§ WHAT THE TASK ASKS: Repeat all of the material below exactly as written, images excluded.

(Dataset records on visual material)
··········
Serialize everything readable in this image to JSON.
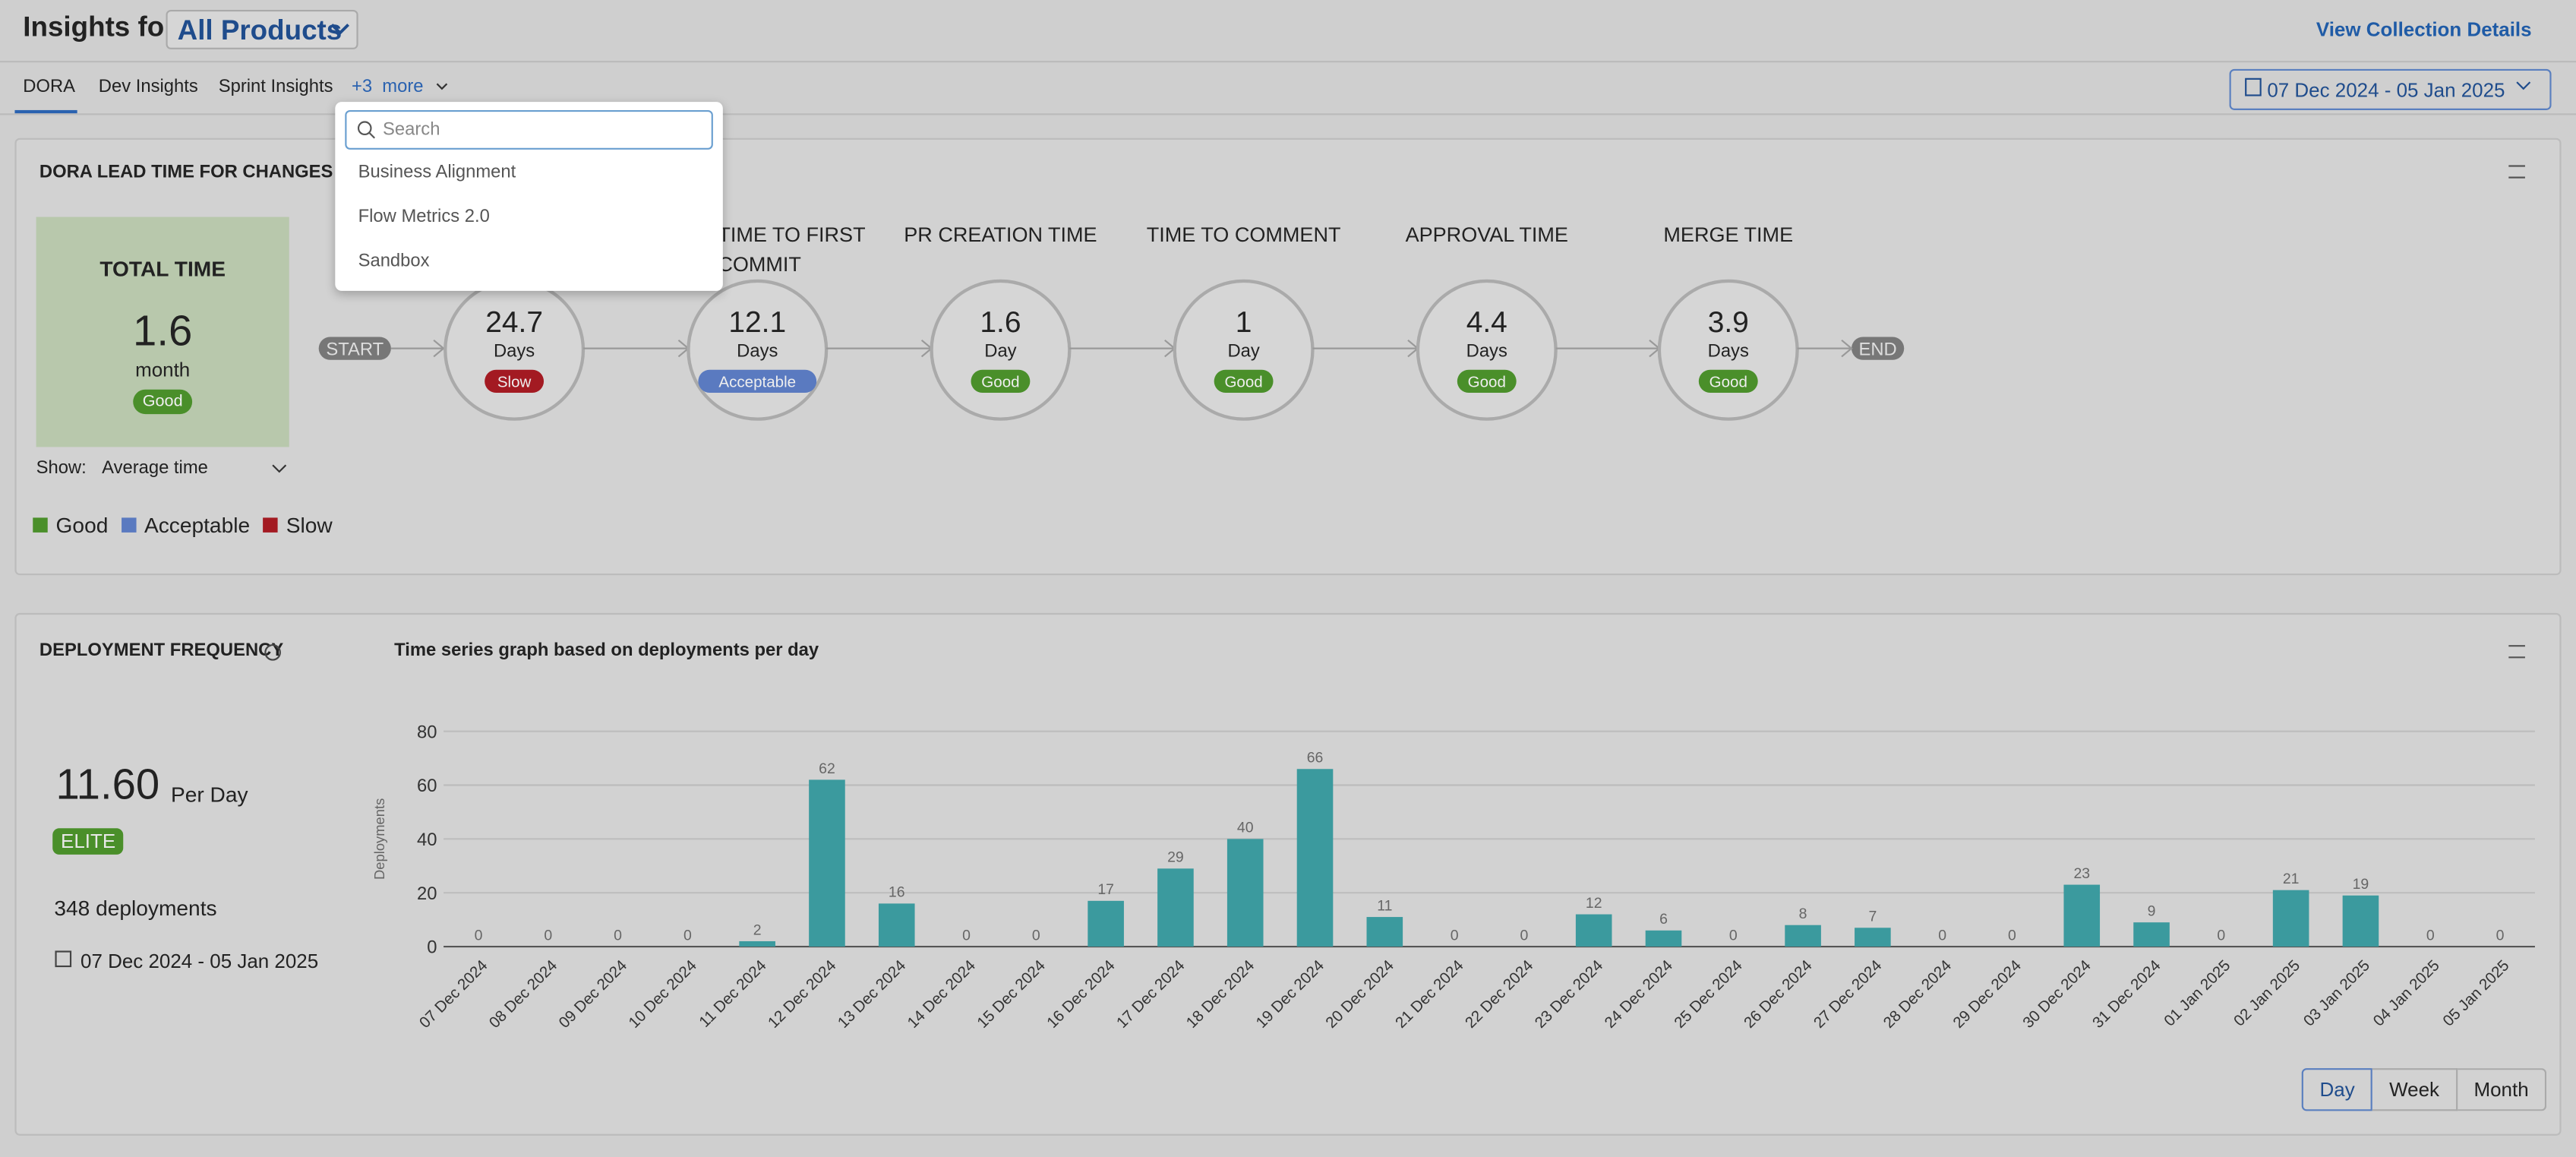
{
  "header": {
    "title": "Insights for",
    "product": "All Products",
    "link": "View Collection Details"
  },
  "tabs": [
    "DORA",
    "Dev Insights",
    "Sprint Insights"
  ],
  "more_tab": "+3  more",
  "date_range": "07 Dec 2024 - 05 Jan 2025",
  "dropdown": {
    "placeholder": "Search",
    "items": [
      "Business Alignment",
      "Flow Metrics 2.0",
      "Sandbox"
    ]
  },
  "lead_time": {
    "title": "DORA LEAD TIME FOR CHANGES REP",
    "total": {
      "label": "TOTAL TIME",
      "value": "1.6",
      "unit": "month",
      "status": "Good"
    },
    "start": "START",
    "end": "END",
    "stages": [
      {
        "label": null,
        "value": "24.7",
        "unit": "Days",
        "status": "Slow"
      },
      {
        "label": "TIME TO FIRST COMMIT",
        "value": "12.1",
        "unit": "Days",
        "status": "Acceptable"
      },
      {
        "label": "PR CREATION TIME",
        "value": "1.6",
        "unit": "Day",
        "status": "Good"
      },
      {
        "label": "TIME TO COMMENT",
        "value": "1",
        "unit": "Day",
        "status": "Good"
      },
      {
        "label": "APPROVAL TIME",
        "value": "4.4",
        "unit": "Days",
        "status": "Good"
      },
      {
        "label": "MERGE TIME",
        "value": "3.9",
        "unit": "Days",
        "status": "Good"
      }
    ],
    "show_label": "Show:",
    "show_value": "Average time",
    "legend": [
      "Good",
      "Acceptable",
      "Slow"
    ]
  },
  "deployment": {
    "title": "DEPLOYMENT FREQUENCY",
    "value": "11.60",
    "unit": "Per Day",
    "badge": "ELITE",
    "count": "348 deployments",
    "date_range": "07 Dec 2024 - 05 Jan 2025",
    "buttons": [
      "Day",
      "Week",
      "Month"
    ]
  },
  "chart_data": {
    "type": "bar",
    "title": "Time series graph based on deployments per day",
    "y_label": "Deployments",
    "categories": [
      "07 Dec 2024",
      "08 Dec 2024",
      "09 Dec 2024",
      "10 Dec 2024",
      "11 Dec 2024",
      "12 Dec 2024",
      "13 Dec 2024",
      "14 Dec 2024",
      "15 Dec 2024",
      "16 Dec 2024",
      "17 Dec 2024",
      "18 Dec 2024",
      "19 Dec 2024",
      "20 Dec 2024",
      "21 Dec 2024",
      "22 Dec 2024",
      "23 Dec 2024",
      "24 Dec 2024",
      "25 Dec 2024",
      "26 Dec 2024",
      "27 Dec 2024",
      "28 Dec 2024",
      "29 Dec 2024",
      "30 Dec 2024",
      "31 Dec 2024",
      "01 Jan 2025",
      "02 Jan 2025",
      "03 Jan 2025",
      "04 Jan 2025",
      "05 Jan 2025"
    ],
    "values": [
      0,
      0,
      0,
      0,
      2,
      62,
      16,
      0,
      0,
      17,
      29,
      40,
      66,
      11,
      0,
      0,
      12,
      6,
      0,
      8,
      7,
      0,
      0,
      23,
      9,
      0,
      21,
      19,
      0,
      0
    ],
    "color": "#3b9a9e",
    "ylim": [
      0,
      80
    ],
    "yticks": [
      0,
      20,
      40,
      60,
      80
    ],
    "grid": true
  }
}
··········
§ REPLY TO THE TASK:
Serialize everything readable in this image to JSON.
{
  "header": {
    "title": "Insights for",
    "product": "All Products",
    "link": "View Collection Details"
  },
  "tabs": [
    "DORA",
    "Dev Insights",
    "Sprint Insights"
  ],
  "more_tab": "+3  more",
  "date_range": "07 Dec 2024 - 05 Jan 2025",
  "dropdown": {
    "placeholder": "Search",
    "items": [
      "Business Alignment",
      "Flow Metrics 2.0",
      "Sandbox"
    ]
  },
  "lead_time": {
    "title": "DORA LEAD TIME FOR CHANGES REP",
    "total": {
      "label": "TOTAL TIME",
      "value": "1.6",
      "unit": "month",
      "status": "Good"
    },
    "start": "START",
    "end": "END",
    "stages": [
      {
        "label": null,
        "value": "24.7",
        "unit": "Days",
        "status": "Slow"
      },
      {
        "label": "TIME TO FIRST COMMIT",
        "value": "12.1",
        "unit": "Days",
        "status": "Acceptable"
      },
      {
        "label": "PR CREATION TIME",
        "value": "1.6",
        "unit": "Day",
        "status": "Good"
      },
      {
        "label": "TIME TO COMMENT",
        "value": "1",
        "unit": "Day",
        "status": "Good"
      },
      {
        "label": "APPROVAL TIME",
        "value": "4.4",
        "unit": "Days",
        "status": "Good"
      },
      {
        "label": "MERGE TIME",
        "value": "3.9",
        "unit": "Days",
        "status": "Good"
      }
    ],
    "show_label": "Show:",
    "show_value": "Average time",
    "legend": [
      "Good",
      "Acceptable",
      "Slow"
    ]
  },
  "deployment": {
    "title": "DEPLOYMENT FREQUENCY",
    "value": "11.60",
    "unit": "Per Day",
    "badge": "ELITE",
    "count": "348 deployments",
    "date_range": "07 Dec 2024 - 05 Jan 2025",
    "buttons": [
      "Day",
      "Week",
      "Month"
    ]
  },
  "chart_data": {
    "type": "bar",
    "title": "Time series graph based on deployments per day",
    "y_label": "Deployments",
    "categories": [
      "07 Dec 2024",
      "08 Dec 2024",
      "09 Dec 2024",
      "10 Dec 2024",
      "11 Dec 2024",
      "12 Dec 2024",
      "13 Dec 2024",
      "14 Dec 2024",
      "15 Dec 2024",
      "16 Dec 2024",
      "17 Dec 2024",
      "18 Dec 2024",
      "19 Dec 2024",
      "20 Dec 2024",
      "21 Dec 2024",
      "22 Dec 2024",
      "23 Dec 2024",
      "24 Dec 2024",
      "25 Dec 2024",
      "26 Dec 2024",
      "27 Dec 2024",
      "28 Dec 2024",
      "29 Dec 2024",
      "30 Dec 2024",
      "31 Dec 2024",
      "01 Jan 2025",
      "02 Jan 2025",
      "03 Jan 2025",
      "04 Jan 2025",
      "05 Jan 2025"
    ],
    "values": [
      0,
      0,
      0,
      0,
      2,
      62,
      16,
      0,
      0,
      17,
      29,
      40,
      66,
      11,
      0,
      0,
      12,
      6,
      0,
      8,
      7,
      0,
      0,
      23,
      9,
      0,
      21,
      19,
      0,
      0
    ],
    "color": "#3b9a9e",
    "ylim": [
      0,
      80
    ],
    "yticks": [
      0,
      20,
      40,
      60,
      80
    ],
    "grid": true
  }
}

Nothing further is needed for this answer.